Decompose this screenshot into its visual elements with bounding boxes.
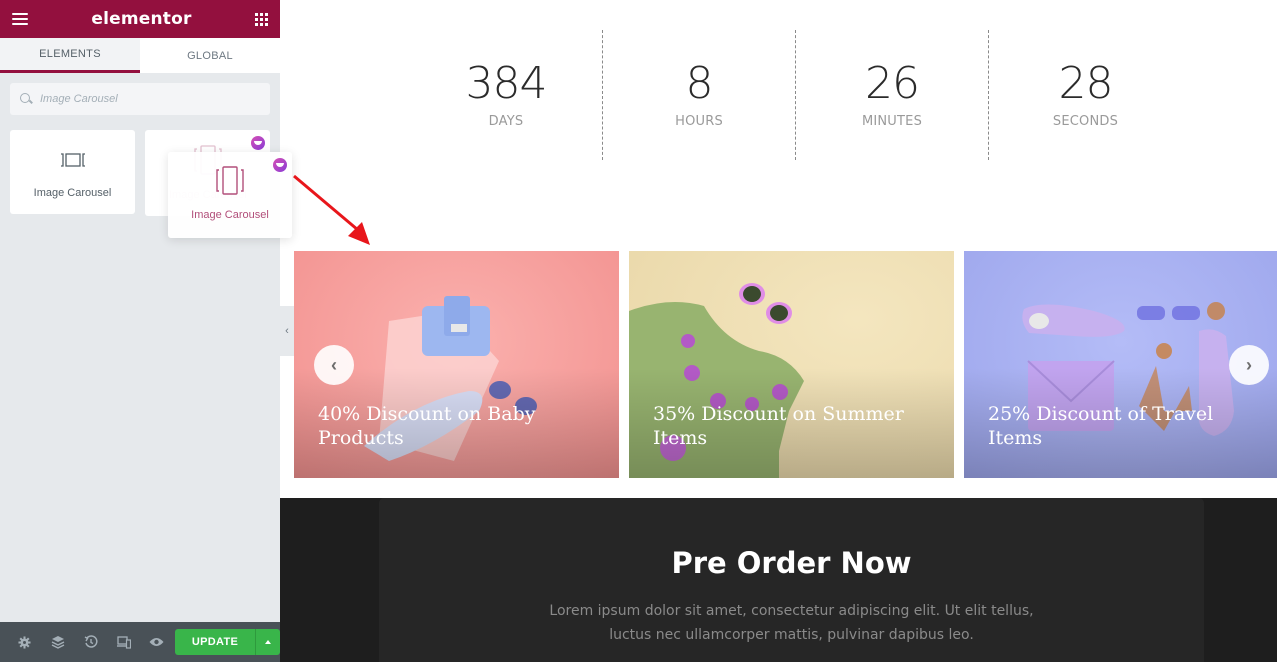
collapse-panel-button[interactable]: ‹ — [280, 306, 294, 356]
widget-label: Image Carousel — [33, 187, 112, 199]
navigator-icon[interactable] — [41, 622, 74, 662]
carousel-slide[interactable]: 35% Discount on Summer Items — [629, 251, 954, 478]
preview-icon[interactable] — [140, 622, 173, 662]
widget-image-carousel[interactable]: Image Carousel — [10, 130, 135, 214]
elementor-logo: elementor — [91, 9, 192, 29]
save-options-caret-button[interactable] — [255, 629, 280, 655]
countdown-days: 384 DAYS — [410, 30, 603, 160]
countdown-label: HOURS — [675, 114, 723, 129]
history-icon[interactable] — [74, 622, 107, 662]
countdown-seconds: 28 SECONDS — [989, 30, 1182, 160]
countdown-label: SECONDS — [1052, 114, 1119, 129]
tab-global[interactable]: GLOBAL — [140, 38, 280, 73]
widget-search-input[interactable] — [40, 93, 260, 105]
tab-elements[interactable]: ELEMENTS — [0, 38, 140, 73]
search-icon — [20, 93, 32, 105]
slide-caption: 40% Discount on Baby Products — [318, 403, 536, 449]
preorder-section: Pre Order Now Lorem ipsum dolor sit amet… — [280, 498, 1277, 662]
settings-icon[interactable] — [8, 622, 41, 662]
chevron-right-icon: › — [1246, 354, 1252, 375]
image-carousel-icon — [60, 153, 85, 167]
media-carousel-icon — [216, 166, 244, 195]
countdown-value: 384 — [465, 58, 548, 109]
countdown-minutes: 26 MINUTES — [796, 30, 989, 160]
carousel-prev-button[interactable]: ‹ — [314, 345, 354, 385]
pro-badge-icon — [273, 158, 287, 172]
dragging-widget-media-carousel[interactable]: Image Carousel — [168, 152, 292, 238]
carousel-next-button[interactable]: › — [1229, 345, 1269, 385]
elementor-panel: elementor ELEMENTS GLOBAL Image Carousel — [0, 0, 292, 662]
preorder-title: Pre Order Now — [671, 546, 912, 580]
update-button[interactable]: UPDATE — [175, 629, 255, 655]
panel-tabs: ELEMENTS GLOBAL — [0, 38, 280, 73]
countdown-label: DAYS — [488, 114, 524, 129]
widget-label: Image Carousel — [191, 209, 269, 221]
panel-header: elementor — [0, 0, 280, 38]
preorder-container: Pre Order Now Lorem ipsum dolor sit amet… — [379, 498, 1204, 662]
drag-direction-arrow-icon — [293, 174, 370, 245]
preorder-text: Lorem ipsum dolor sit amet, consectetur … — [549, 603, 1034, 643]
countdown-value: 26 — [865, 58, 920, 109]
slide-caption: 35% Discount on Summer Items — [653, 403, 904, 449]
countdown-widget: 384 DAYS 8 HOURS 26 MINUTES 28 SECONDS — [410, 30, 1190, 160]
chevron-left-icon: ‹ — [331, 354, 337, 375]
widgets-grid-icon[interactable] — [254, 12, 268, 26]
responsive-icon[interactable] — [107, 622, 140, 662]
pro-badge-icon — [251, 136, 265, 150]
widget-search — [10, 83, 270, 115]
countdown-value: 8 — [685, 58, 714, 109]
countdown-value: 28 — [1058, 58, 1114, 109]
panel-footer: UPDATE — [0, 622, 280, 662]
menu-icon[interactable] — [12, 13, 28, 25]
countdown-label: MINUTES — [861, 114, 923, 129]
slide-caption: 25% Discount of Travel Items — [988, 403, 1214, 449]
countdown-hours: 8 HOURS — [603, 30, 796, 160]
elementor-editor: elementor ELEMENTS GLOBAL Image Carousel — [0, 0, 1277, 662]
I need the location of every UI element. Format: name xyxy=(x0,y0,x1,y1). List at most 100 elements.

Short problem:
Copy out all of the entries above line for line, leaving out the picture.

Result:
Decompose this screenshot into its visual elements with bounding boxes.
collapse-panel-button[interactable]: ‹ — [280, 306, 294, 356]
widget-label: Image Carousel — [33, 187, 112, 199]
navigator-icon[interactable] — [41, 622, 74, 662]
carousel-slide[interactable]: 35% Discount on Summer Items — [629, 251, 954, 478]
preview-icon[interactable] — [140, 622, 173, 662]
widget-image-carousel[interactable]: Image Carousel — [10, 130, 135, 214]
elementor-logo: elementor — [91, 9, 192, 29]
save-options-caret-button[interactable] — [255, 629, 280, 655]
countdown-days: 384 DAYS — [410, 30, 603, 160]
countdown-label: HOURS — [675, 114, 723, 129]
history-icon[interactable] — [74, 622, 107, 662]
countdown-seconds: 28 SECONDS — [989, 30, 1182, 160]
countdown-label: SECONDS — [1052, 114, 1119, 129]
tab-global[interactable]: GLOBAL — [140, 38, 280, 73]
widget-search-input[interactable] — [40, 93, 260, 105]
tab-elements[interactable]: ELEMENTS — [0, 38, 140, 73]
search-icon — [20, 93, 32, 105]
slide-caption: 40% Discount on Baby Products — [318, 403, 536, 449]
preorder-section: Pre Order Now Lorem ipsum dolor sit amet… — [280, 498, 1277, 662]
settings-icon[interactable] — [8, 622, 41, 662]
chevron-right-icon: › — [1246, 354, 1252, 375]
image-carousel-icon — [60, 153, 85, 167]
media-carousel-icon — [216, 166, 244, 195]
countdown-value: 384 — [465, 58, 548, 109]
countdown-minutes: 26 MINUTES — [796, 30, 989, 160]
carousel-prev-button[interactable]: ‹ — [314, 345, 354, 385]
pro-badge-icon — [273, 158, 287, 172]
dragging-widget-media-carousel[interactable]: Image Carousel — [168, 152, 292, 238]
carousel-next-button[interactable]: › — [1229, 345, 1269, 385]
elementor-panel: elementor ELEMENTS GLOBAL Image Carousel — [0, 0, 292, 662]
preorder-title: Pre Order Now — [671, 546, 912, 580]
update-button[interactable]: UPDATE — [175, 629, 255, 655]
panel-tabs: ELEMENTS GLOBAL — [0, 38, 280, 73]
countdown-label: DAYS — [488, 114, 524, 129]
widget-label: Image Carousel — [191, 209, 269, 221]
panel-header: elementor — [0, 0, 280, 38]
preorder-container: Pre Order Now Lorem ipsum dolor sit amet… — [379, 498, 1204, 662]
drag-direction-arrow-icon — [293, 174, 370, 245]
preorder-text: Lorem ipsum dolor sit amet, consectetur … — [549, 603, 1034, 643]
countdown-value: 26 — [865, 58, 920, 109]
slide-caption: 35% Discount on Summer Items — [653, 403, 904, 449]
countdown-widget: 384 DAYS 8 HOURS 26 MINUTES 28 SECONDS — [410, 30, 1190, 160]
chevron-left-icon: ‹ — [331, 354, 337, 375]
widgets-grid-icon[interactable] — [254, 12, 268, 26]
responsive-icon[interactable] — [107, 622, 140, 662]
pro-badge-icon — [251, 136, 265, 150]
widget-search — [10, 83, 270, 115]
countdown-value: 8 — [685, 58, 714, 109]
countdown-value: 28 — [1058, 58, 1114, 109]
panel-footer: UPDATE — [0, 622, 280, 662]
menu-icon[interactable] — [12, 13, 28, 25]
countdown-label: MINUTES — [861, 114, 923, 129]
slide-caption: 25% Discount of Travel Items — [988, 403, 1214, 449]
countdown-hours: 8 HOURS — [603, 30, 796, 160]
elementor-editor: elementor ELEMENTS GLOBAL Image Carousel — [0, 0, 1277, 662]
I need the location of every UI element. Format: name xyxy=(x0,y0,x1,y1). List at most 100 elements.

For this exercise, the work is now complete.